* Begin *

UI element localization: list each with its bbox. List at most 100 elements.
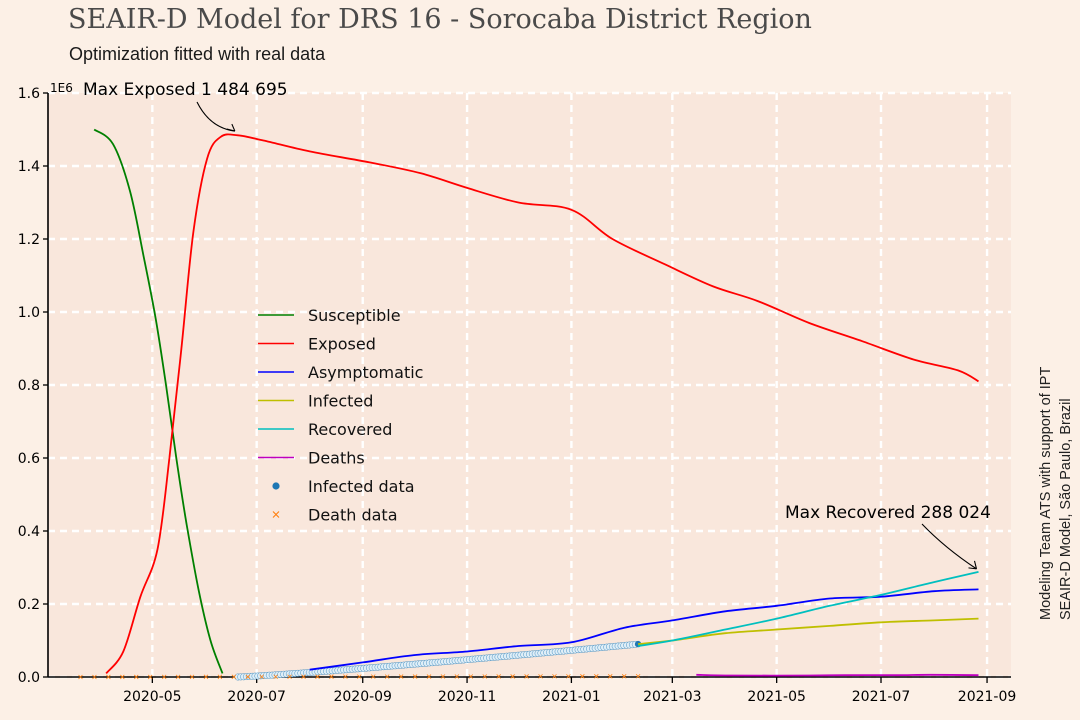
legend-item-susceptible: Susceptible xyxy=(258,306,401,325)
death-data-point xyxy=(329,674,334,679)
infected-data-series xyxy=(78,640,642,681)
series-line-susceptible xyxy=(93,128,224,674)
death-data-point xyxy=(426,674,432,679)
death-data-point xyxy=(552,674,557,679)
annotations: Max Exposed 1 484 695 Max Recovered 288 0… xyxy=(83,80,991,570)
death-data-point xyxy=(175,674,181,680)
death-data-point xyxy=(440,674,446,679)
death-data-point xyxy=(510,674,515,679)
death-data-point xyxy=(301,674,306,679)
death-data-point xyxy=(357,674,362,679)
series-line-exposed xyxy=(105,133,979,674)
legend-label: Infected xyxy=(308,392,373,411)
y-scale-label: 1E6 xyxy=(50,81,73,95)
x-tick-label: 2020-09 xyxy=(333,689,392,705)
x-tick-label: 2021-05 xyxy=(747,689,806,705)
y-tick-label: 1.4 xyxy=(18,159,40,175)
x-tick-label: 2020-07 xyxy=(227,689,286,705)
y-tick-label: 1.0 xyxy=(18,305,40,321)
series-line-recovered xyxy=(637,571,979,647)
death-data-point xyxy=(538,674,543,679)
x-axis: 2020-05 2020-07 2020-09 2020-11 2021-01 2021-… xyxy=(48,676,1017,705)
legend-label: Exposed xyxy=(308,335,376,354)
death-data-point xyxy=(161,674,167,680)
legend-label: Recovered xyxy=(308,420,392,439)
max-recovered-label: Max Recovered 288 024 xyxy=(785,503,991,523)
x-tick-label: 2021-09 xyxy=(958,689,1017,705)
chart-title: SEAIR-D Model for DRS 16 - Sorocaba Dist… xyxy=(68,4,812,35)
death-data-point xyxy=(315,674,320,679)
death-data-point xyxy=(78,674,83,680)
y-tick-label: 0.8 xyxy=(18,378,40,394)
max-exposed-label: Max Exposed 1 484 695 xyxy=(83,80,288,100)
legend-item-infected-data: Infected data xyxy=(272,477,415,496)
x-tick-label: 2021-07 xyxy=(852,689,911,705)
death-data-point xyxy=(92,674,97,680)
legend-item-deaths: Deaths xyxy=(258,449,365,468)
x-tick-label: 2021-03 xyxy=(643,689,702,705)
death-data-point xyxy=(231,674,237,680)
death-data-point xyxy=(454,674,460,679)
y-tick-label: 0.4 xyxy=(18,524,40,540)
legend-item-death-data: Death data xyxy=(272,506,398,525)
death-data-point xyxy=(496,674,501,679)
series-line-asymptomatic xyxy=(309,588,979,671)
y-tick-label: 0.2 xyxy=(18,597,40,613)
chart-subtitle: Optimization fitted with real data xyxy=(69,44,326,64)
y-tick-label: 0.0 xyxy=(18,670,40,686)
death-data-point xyxy=(370,674,376,679)
death-data-point xyxy=(607,674,613,679)
death-data-point xyxy=(621,674,627,679)
max-exposed-arrowhead xyxy=(226,123,236,132)
credits-line-2: SEAIR-D Model, São Paulo, Brazil xyxy=(1058,398,1074,620)
legend-label: Deaths xyxy=(308,449,365,468)
y-axis: 0.0 0.2 0.4 0.6 0.8 1.0 1.2 1.4 1.6 xyxy=(18,86,49,686)
y-tick-label: 0.6 xyxy=(18,451,40,467)
series-line-deaths xyxy=(696,673,979,677)
death-data-point xyxy=(468,674,474,679)
y-tick-label: 1.2 xyxy=(18,232,40,248)
death-data-point xyxy=(273,674,278,680)
legend-marker xyxy=(272,511,280,518)
y-tick-label: 1.6 xyxy=(18,86,40,102)
death-data-point xyxy=(566,674,571,679)
credits: Modeling Team ATS with support of IPT SE… xyxy=(1036,367,1076,620)
legend-item-recovered: Recovered xyxy=(258,420,392,439)
death-data-point xyxy=(580,674,585,679)
x-tick-label: 2020-05 xyxy=(123,689,182,705)
grid xyxy=(48,91,1011,679)
legend-label: Death data xyxy=(308,506,398,525)
death-data-point xyxy=(343,674,348,679)
legend-item-exposed: Exposed xyxy=(258,335,376,354)
death-data-point xyxy=(189,674,195,680)
death-data-point xyxy=(120,674,125,680)
death-data-point xyxy=(259,674,265,680)
death-data-point xyxy=(594,674,599,679)
death-data-point xyxy=(133,674,139,680)
death-data-point xyxy=(287,674,292,680)
x-tick-label: 2020-11 xyxy=(438,689,497,705)
credits-line-1: Modeling Team ATS with support of IPT xyxy=(1038,366,1054,620)
legend-label: Asymptomatic xyxy=(308,363,423,382)
death-data-point xyxy=(106,674,111,680)
legend-label: Infected data xyxy=(308,477,415,496)
death-data-point xyxy=(482,674,488,679)
max-recovered-arrow xyxy=(921,523,977,570)
death-data-point xyxy=(398,674,404,679)
death-data-point xyxy=(245,674,251,680)
death-data-point xyxy=(384,674,390,679)
max-recovered-arrowhead xyxy=(968,560,978,570)
legend-label: Susceptible xyxy=(308,306,401,325)
death-data-point xyxy=(203,674,209,680)
death-data-point xyxy=(635,673,641,679)
legend-item-asymptomatic: Asymptomatic xyxy=(258,363,423,382)
x-tick-label: 2021-01 xyxy=(542,689,601,705)
death-data-point xyxy=(412,674,418,679)
model-series xyxy=(93,128,979,677)
legend-item-infected: Infected xyxy=(258,392,373,411)
legend: Susceptible Exposed Asymptomatic Infected Re… xyxy=(258,306,423,525)
legend-marker xyxy=(272,482,280,490)
death-data-point xyxy=(147,674,153,680)
death-data-point xyxy=(217,674,223,680)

* End *

Request →
Copy every one of the items above line for line without changing anything, leaving out the pictures.

Reply to the exercise →
UI element localization: list each with its bbox. List at most 100 elements.
legend-item-susceptible: Susceptible xyxy=(258,306,401,325)
death-data-point xyxy=(329,674,334,679)
infected-data-series xyxy=(78,640,642,681)
series-line-susceptible xyxy=(93,128,224,674)
death-data-point xyxy=(426,674,432,679)
death-data-point xyxy=(552,674,557,679)
annotations: Max Exposed 1 484 695 Max Recovered 288 0… xyxy=(83,80,991,570)
death-data-point xyxy=(175,674,181,680)
death-data-point xyxy=(440,674,446,679)
death-data-point xyxy=(510,674,515,679)
death-data-point xyxy=(301,674,306,679)
death-data-point xyxy=(357,674,362,679)
series-line-exposed xyxy=(105,133,979,674)
legend-label: Infected xyxy=(308,392,373,411)
y-scale-label: 1E6 xyxy=(50,81,73,95)
x-tick-label: 2020-09 xyxy=(333,689,392,705)
x-tick-label: 2021-05 xyxy=(747,689,806,705)
y-tick-label: 1.4 xyxy=(18,159,40,175)
x-tick-label: 2020-07 xyxy=(227,689,286,705)
y-tick-label: 1.0 xyxy=(18,305,40,321)
series-line-recovered xyxy=(637,571,979,647)
death-data-point xyxy=(538,674,543,679)
x-axis: 2020-05 2020-07 2020-09 2020-11 2021-01 2021-… xyxy=(48,676,1017,705)
legend-label: Exposed xyxy=(308,335,376,354)
death-data-point xyxy=(161,674,167,680)
legend-label: Recovered xyxy=(308,420,392,439)
max-recovered-label: Max Recovered 288 024 xyxy=(785,503,991,523)
x-tick-label: 2021-09 xyxy=(958,689,1017,705)
chart-title: SEAIR-D Model for DRS 16 - Sorocaba Dist… xyxy=(68,4,812,35)
death-data-point xyxy=(315,674,320,679)
death-data-point xyxy=(78,674,83,680)
y-tick-label: 0.8 xyxy=(18,378,40,394)
max-exposed-label: Max Exposed 1 484 695 xyxy=(83,80,288,100)
legend-item-infected-data: Infected data xyxy=(272,477,415,496)
x-tick-label: 2021-07 xyxy=(852,689,911,705)
death-data-point xyxy=(92,674,97,680)
legend-item-deaths: Deaths xyxy=(258,449,365,468)
x-tick-label: 2021-03 xyxy=(643,689,702,705)
death-data-point xyxy=(231,674,237,680)
death-data-point xyxy=(454,674,460,679)
y-tick-label: 0.4 xyxy=(18,524,40,540)
legend-item-death-data: Death data xyxy=(272,506,398,525)
death-data-point xyxy=(496,674,501,679)
series-line-asymptomatic xyxy=(309,588,979,671)
y-tick-label: 0.2 xyxy=(18,597,40,613)
chart-subtitle: Optimization fitted with real data xyxy=(69,44,326,64)
y-tick-label: 0.0 xyxy=(18,670,40,686)
death-data-point xyxy=(370,674,376,679)
death-data-point xyxy=(607,674,613,679)
death-data-point xyxy=(621,674,627,679)
max-exposed-arrowhead xyxy=(226,123,236,132)
credits-line-2: SEAIR-D Model, São Paulo, Brazil xyxy=(1058,398,1074,620)
legend-label: Deaths xyxy=(308,449,365,468)
y-axis: 0.0 0.2 0.4 0.6 0.8 1.0 1.2 1.4 1.6 xyxy=(18,86,49,686)
y-tick-label: 0.6 xyxy=(18,451,40,467)
series-line-deaths xyxy=(696,673,979,677)
death-data-point xyxy=(468,674,474,679)
y-tick-label: 1.2 xyxy=(18,232,40,248)
death-data-point xyxy=(273,674,278,680)
legend-marker xyxy=(272,511,280,518)
y-tick-label: 1.6 xyxy=(18,86,40,102)
death-data-point xyxy=(566,674,571,679)
credits: Modeling Team ATS with support of IPT SE… xyxy=(1036,367,1076,620)
legend-item-recovered: Recovered xyxy=(258,420,392,439)
death-data-point xyxy=(580,674,585,679)
x-tick-label: 2020-05 xyxy=(123,689,182,705)
grid xyxy=(48,91,1011,679)
legend-label: Death data xyxy=(308,506,398,525)
death-data-point xyxy=(343,674,348,679)
legend-item-exposed: Exposed xyxy=(258,335,376,354)
death-data-point xyxy=(189,674,195,680)
death-data-point xyxy=(120,674,125,680)
death-data-point xyxy=(259,674,265,680)
death-data-point xyxy=(594,674,599,679)
death-data-point xyxy=(133,674,139,680)
death-data-point xyxy=(287,674,292,680)
x-tick-label: 2020-11 xyxy=(438,689,497,705)
credits-line-1: Modeling Team ATS with support of IPT xyxy=(1038,366,1054,620)
legend-label: Asymptomatic xyxy=(308,363,423,382)
death-data-point xyxy=(106,674,111,680)
legend-label: Infected data xyxy=(308,477,415,496)
death-data-point xyxy=(482,674,488,679)
max-recovered-arrow xyxy=(921,523,977,570)
death-data-point xyxy=(398,674,404,679)
death-data-point xyxy=(245,674,251,680)
death-data-point xyxy=(384,674,390,679)
max-recovered-arrowhead xyxy=(968,560,978,570)
legend-label: Susceptible xyxy=(308,306,401,325)
death-data-point xyxy=(203,674,209,680)
death-data-point xyxy=(635,673,641,679)
legend-item-asymptomatic: Asymptomatic xyxy=(258,363,423,382)
x-tick-label: 2021-01 xyxy=(542,689,601,705)
death-data-point xyxy=(412,674,418,679)
model-series xyxy=(93,128,979,677)
legend-item-infected: Infected xyxy=(258,392,373,411)
legend: Susceptible Exposed Asymptomatic Infected Re… xyxy=(258,306,423,525)
legend-marker xyxy=(272,482,280,490)
death-data-point xyxy=(147,674,153,680)
death-data-point xyxy=(217,674,223,680)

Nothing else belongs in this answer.